#### WHAT YOU HAVE TO DO:
Go through the records and extract every line with the word "Append".

#### DATA:
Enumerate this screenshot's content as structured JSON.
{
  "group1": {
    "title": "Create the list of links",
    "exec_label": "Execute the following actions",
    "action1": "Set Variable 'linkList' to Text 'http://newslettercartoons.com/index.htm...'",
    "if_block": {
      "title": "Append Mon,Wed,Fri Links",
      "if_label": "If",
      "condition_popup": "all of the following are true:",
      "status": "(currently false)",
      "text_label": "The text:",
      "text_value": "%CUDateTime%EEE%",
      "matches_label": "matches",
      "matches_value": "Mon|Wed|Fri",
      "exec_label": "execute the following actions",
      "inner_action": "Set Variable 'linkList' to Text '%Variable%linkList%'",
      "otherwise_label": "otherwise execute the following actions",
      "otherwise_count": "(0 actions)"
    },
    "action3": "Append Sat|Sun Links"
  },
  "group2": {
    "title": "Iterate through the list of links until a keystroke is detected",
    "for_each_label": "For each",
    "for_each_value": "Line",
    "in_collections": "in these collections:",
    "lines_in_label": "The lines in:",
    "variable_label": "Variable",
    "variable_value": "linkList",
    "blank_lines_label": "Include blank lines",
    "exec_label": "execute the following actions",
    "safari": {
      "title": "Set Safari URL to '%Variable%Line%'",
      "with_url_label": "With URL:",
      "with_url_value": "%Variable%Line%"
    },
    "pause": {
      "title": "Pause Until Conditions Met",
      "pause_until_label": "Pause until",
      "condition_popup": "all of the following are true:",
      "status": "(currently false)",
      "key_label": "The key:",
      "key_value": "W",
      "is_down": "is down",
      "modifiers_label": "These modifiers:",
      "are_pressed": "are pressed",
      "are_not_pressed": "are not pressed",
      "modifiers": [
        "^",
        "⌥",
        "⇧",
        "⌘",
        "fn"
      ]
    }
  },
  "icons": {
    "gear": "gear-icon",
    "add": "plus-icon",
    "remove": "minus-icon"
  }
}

#### THE OUTPUT:
      "title": "Append Mon,Wed,Fri Links",
    "action3": "Append Sat|Sun Links"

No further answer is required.